Goal
Show every line in the entries below where the word "antropologii" appears.

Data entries
▬▬▬▬▬▬

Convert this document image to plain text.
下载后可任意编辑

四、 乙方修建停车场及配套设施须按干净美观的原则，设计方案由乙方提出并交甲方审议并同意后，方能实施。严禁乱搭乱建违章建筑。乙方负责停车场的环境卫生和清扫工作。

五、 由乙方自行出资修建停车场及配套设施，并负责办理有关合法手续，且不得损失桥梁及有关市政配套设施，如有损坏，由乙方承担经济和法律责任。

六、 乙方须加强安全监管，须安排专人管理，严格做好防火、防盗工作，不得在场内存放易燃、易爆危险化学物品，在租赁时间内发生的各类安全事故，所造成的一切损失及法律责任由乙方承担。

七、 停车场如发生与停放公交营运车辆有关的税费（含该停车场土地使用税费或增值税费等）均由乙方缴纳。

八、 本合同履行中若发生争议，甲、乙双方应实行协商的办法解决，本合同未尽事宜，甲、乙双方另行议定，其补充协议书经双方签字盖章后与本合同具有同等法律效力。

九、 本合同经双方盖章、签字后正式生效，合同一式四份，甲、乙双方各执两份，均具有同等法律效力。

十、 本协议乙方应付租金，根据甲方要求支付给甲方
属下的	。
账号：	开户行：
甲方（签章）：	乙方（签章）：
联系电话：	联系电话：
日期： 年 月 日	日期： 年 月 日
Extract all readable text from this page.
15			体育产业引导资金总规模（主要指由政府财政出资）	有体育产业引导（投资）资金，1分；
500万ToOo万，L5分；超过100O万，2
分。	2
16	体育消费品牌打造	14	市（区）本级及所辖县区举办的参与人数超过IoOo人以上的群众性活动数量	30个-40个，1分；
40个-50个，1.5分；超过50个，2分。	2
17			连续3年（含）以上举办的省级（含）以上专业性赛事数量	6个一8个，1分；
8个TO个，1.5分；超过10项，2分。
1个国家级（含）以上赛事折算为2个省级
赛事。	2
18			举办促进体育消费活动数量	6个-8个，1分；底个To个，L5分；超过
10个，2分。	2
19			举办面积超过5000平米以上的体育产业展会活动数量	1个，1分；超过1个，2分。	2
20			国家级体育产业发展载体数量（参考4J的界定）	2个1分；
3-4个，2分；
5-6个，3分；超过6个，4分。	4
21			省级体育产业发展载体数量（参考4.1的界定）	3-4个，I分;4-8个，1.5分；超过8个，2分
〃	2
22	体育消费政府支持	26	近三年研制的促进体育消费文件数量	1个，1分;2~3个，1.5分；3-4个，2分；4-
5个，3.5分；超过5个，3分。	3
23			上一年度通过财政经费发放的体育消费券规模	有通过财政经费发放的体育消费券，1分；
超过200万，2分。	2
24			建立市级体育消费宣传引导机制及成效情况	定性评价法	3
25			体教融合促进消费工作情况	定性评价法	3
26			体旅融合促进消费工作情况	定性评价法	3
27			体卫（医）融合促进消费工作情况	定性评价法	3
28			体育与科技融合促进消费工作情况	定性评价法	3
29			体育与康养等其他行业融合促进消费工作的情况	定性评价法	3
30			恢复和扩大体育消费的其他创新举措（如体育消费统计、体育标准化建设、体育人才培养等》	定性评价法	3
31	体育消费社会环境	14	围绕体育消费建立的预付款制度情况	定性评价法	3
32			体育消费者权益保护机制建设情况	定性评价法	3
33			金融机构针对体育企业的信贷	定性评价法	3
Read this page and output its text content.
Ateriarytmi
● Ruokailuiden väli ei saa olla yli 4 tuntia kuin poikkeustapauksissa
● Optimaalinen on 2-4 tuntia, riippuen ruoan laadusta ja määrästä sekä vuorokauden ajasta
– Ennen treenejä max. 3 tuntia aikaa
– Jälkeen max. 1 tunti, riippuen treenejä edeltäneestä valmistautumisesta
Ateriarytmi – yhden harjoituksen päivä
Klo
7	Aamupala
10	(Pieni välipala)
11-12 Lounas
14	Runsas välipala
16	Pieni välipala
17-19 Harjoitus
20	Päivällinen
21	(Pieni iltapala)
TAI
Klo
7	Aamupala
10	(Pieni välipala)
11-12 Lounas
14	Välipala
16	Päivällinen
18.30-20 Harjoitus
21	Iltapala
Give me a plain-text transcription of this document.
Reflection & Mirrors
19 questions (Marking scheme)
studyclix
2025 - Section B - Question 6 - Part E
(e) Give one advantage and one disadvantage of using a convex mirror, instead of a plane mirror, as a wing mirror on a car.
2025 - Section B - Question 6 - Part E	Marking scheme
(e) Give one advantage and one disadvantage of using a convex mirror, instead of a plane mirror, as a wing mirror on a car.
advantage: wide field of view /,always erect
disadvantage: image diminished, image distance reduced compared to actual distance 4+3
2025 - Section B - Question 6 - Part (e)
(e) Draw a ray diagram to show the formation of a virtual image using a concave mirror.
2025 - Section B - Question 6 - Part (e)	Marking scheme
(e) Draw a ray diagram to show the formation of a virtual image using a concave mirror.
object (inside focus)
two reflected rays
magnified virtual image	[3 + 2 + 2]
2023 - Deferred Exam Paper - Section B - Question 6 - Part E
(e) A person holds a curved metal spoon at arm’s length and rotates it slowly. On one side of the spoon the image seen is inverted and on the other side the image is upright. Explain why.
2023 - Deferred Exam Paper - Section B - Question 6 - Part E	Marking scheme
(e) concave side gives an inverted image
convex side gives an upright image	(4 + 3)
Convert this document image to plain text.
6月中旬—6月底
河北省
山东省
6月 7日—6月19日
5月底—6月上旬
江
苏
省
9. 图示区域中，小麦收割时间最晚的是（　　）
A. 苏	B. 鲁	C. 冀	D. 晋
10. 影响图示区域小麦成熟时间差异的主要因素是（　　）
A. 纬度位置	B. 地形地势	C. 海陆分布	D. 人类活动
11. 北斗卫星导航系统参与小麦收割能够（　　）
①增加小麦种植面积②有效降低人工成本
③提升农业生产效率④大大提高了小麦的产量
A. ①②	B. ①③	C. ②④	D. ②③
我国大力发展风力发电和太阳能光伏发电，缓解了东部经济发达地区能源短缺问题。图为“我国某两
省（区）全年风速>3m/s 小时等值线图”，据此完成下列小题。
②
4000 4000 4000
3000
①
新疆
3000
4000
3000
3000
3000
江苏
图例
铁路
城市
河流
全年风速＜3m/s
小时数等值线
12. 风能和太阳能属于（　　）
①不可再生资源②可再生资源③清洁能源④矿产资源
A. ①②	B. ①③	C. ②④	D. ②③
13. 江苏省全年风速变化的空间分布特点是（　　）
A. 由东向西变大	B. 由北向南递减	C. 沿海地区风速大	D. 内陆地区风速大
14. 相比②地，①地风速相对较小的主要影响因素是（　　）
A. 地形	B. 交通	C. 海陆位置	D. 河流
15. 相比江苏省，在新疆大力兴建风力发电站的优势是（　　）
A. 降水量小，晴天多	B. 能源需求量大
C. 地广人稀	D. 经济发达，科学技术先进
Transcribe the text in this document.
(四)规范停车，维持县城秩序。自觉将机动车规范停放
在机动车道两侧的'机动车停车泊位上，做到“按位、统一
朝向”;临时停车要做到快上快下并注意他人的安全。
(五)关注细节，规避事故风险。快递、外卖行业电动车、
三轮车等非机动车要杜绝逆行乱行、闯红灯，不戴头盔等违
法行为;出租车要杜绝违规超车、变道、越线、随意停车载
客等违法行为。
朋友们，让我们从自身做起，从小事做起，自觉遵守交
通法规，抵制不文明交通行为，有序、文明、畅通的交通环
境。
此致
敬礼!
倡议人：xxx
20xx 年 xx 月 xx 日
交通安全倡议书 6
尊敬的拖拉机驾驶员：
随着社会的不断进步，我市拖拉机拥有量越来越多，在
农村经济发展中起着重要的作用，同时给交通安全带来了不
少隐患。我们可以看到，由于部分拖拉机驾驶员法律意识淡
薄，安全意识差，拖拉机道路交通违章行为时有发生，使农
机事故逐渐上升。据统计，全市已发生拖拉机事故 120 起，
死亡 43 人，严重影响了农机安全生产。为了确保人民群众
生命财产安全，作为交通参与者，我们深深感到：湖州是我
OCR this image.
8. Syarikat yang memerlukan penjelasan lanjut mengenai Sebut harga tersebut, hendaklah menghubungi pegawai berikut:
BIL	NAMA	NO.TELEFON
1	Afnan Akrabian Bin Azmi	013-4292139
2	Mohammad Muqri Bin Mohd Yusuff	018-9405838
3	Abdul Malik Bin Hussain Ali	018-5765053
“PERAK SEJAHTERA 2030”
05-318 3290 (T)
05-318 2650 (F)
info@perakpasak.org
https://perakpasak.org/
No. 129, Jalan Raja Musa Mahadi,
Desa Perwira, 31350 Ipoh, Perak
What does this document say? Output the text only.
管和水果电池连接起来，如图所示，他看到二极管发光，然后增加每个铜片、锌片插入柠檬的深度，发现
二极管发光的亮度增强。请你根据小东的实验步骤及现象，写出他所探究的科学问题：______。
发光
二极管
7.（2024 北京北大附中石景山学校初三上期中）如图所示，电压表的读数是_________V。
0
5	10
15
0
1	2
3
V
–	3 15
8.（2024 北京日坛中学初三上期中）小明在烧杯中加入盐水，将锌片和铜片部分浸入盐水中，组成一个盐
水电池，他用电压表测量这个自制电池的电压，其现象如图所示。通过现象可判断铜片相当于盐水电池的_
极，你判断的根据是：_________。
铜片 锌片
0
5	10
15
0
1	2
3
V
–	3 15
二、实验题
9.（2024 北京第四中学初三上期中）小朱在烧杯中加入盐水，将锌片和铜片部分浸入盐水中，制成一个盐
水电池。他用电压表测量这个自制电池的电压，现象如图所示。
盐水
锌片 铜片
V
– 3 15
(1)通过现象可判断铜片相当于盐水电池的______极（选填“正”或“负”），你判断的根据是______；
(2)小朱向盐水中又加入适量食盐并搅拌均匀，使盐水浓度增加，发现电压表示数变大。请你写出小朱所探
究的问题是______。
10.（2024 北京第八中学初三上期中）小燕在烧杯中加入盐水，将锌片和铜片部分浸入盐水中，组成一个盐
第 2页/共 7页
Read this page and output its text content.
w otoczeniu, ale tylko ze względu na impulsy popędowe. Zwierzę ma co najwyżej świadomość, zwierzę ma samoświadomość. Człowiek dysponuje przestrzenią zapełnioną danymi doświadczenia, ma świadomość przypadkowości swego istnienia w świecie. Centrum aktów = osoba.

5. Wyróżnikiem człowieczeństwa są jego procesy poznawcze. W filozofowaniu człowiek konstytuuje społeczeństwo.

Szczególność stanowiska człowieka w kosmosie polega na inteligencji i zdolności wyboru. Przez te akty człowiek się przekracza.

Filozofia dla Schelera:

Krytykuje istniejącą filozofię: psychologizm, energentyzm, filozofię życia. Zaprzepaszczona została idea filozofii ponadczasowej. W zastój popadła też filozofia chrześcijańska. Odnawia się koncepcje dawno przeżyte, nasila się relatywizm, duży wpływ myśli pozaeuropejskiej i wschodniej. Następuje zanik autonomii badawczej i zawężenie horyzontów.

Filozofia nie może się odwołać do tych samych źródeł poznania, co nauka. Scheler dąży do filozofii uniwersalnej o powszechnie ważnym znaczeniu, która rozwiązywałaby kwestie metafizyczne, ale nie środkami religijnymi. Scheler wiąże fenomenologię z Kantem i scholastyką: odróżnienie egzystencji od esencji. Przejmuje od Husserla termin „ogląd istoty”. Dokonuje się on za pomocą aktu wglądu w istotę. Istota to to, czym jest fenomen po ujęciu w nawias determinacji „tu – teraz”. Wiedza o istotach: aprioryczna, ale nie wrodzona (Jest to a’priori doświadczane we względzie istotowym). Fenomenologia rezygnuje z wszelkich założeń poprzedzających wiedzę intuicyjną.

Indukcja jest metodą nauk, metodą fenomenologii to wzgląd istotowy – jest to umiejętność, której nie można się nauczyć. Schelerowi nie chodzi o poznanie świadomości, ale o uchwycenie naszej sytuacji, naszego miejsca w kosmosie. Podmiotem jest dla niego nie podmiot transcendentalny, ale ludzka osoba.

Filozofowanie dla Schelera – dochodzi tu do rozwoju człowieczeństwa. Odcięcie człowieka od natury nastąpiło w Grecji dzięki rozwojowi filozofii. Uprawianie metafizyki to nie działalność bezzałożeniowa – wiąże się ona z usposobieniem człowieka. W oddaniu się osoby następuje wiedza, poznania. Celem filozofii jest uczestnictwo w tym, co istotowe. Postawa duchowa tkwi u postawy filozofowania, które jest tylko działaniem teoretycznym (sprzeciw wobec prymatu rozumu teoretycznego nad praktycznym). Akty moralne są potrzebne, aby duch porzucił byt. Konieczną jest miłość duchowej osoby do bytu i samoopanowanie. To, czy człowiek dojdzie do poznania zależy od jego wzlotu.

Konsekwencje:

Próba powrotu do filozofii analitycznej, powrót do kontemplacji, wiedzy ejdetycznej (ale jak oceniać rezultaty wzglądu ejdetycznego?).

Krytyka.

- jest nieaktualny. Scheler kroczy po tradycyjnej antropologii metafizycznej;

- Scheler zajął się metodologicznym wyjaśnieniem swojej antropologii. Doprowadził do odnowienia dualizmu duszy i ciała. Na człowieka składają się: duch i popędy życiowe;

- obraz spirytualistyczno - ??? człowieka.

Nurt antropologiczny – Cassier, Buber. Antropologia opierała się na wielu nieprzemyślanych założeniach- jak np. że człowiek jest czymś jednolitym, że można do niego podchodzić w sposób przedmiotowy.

▬▬▬▬▬▬

Output of the task
- jest nieaktualny. Scheler kroczy po tradycyjnej antropologii metafizycznej;
- Scheler zajął się metodologicznym wyjaśnieniem swojej antropologii. Doprowadził do odnowienia dualizmu duszy i ciała. Na człowieka składają się: duch i popędy życiowe;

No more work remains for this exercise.